» **WORK TO DO**
Return the material word for word. Do not include the pictures.

» **Stored data**
Begin
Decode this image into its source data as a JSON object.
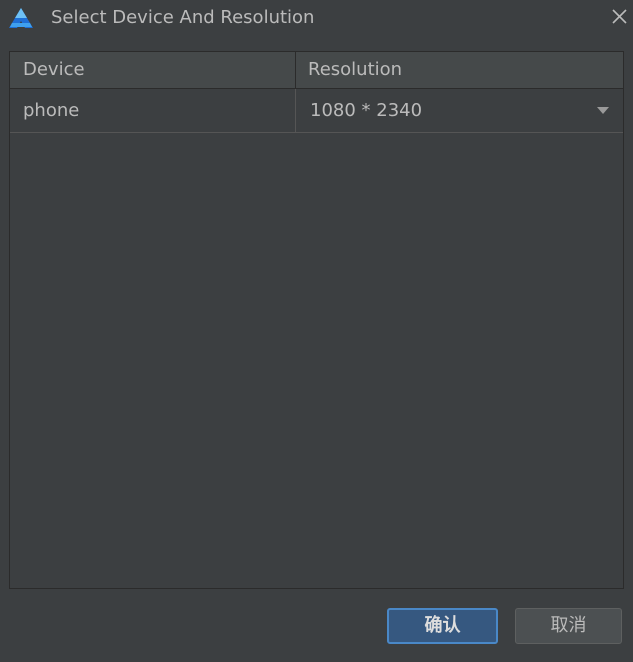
{
  "window": {
    "title": "Select Device And Resolution"
  },
  "table": {
    "columns": [
      "Device",
      "Resolution"
    ],
    "rows": [
      {
        "device": "phone",
        "resolution": "1080 * 2340"
      }
    ]
  },
  "buttons": {
    "ok_label": "确认",
    "cancel_label": "取消"
  },
  "colors": {
    "background": "#3c3f41",
    "primary_button": "#365880",
    "primary_button_border": "#4a88c7",
    "icon_light_blue": "#6ec1f5",
    "icon_dark_blue": "#1f6fd6"
  }
}
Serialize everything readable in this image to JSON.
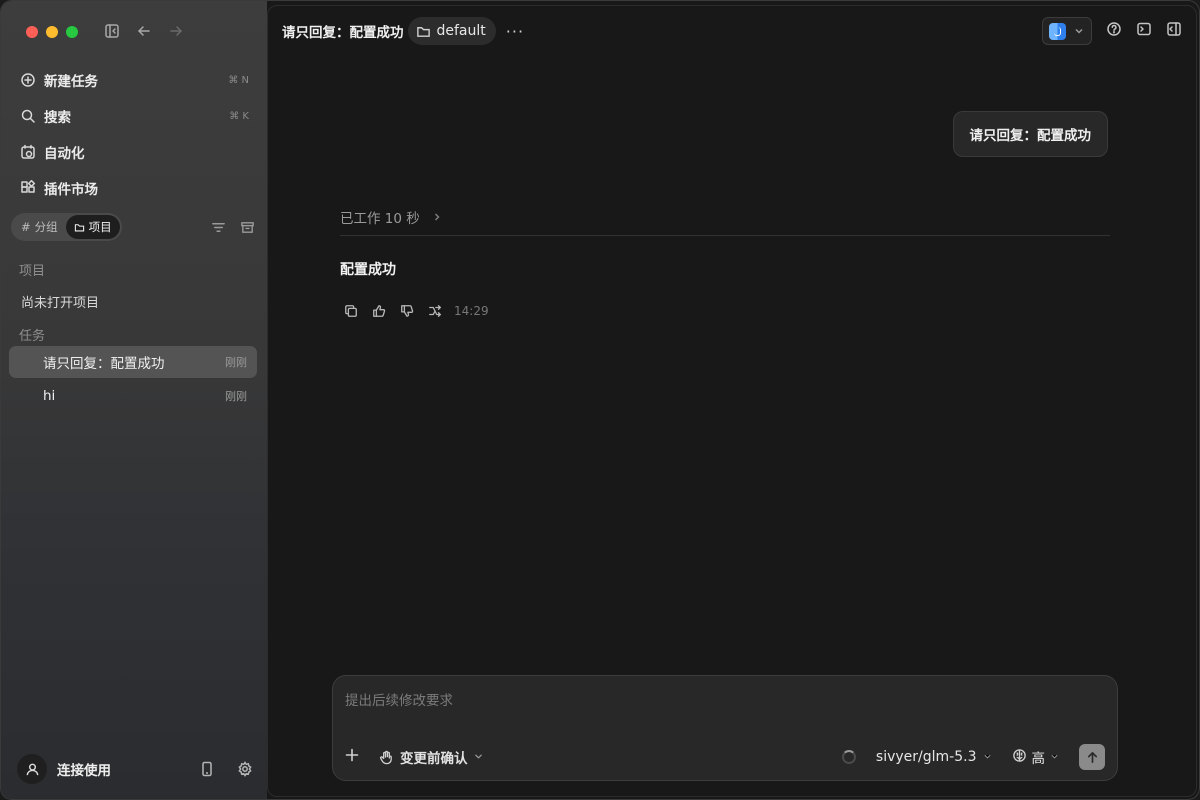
End
» **FINAL ANSWER**
Decode this image into its source data as a JSON object.
{
  "window": {
    "title": "Select Device And Resolution"
  },
  "table": {
    "columns": [
      "Device",
      "Resolution"
    ],
    "rows": [
      {
        "device": "phone",
        "resolution": "1080 * 2340"
      }
    ]
  },
  "buttons": {
    "ok_label": "确认",
    "cancel_label": "取消"
  },
  "colors": {
    "background": "#3c3f41",
    "primary_button": "#365880",
    "primary_button_border": "#4a88c7",
    "icon_light_blue": "#6ec1f5",
    "icon_dark_blue": "#1f6fd6"
  }
}
Serialize everything readable in this image to JSON.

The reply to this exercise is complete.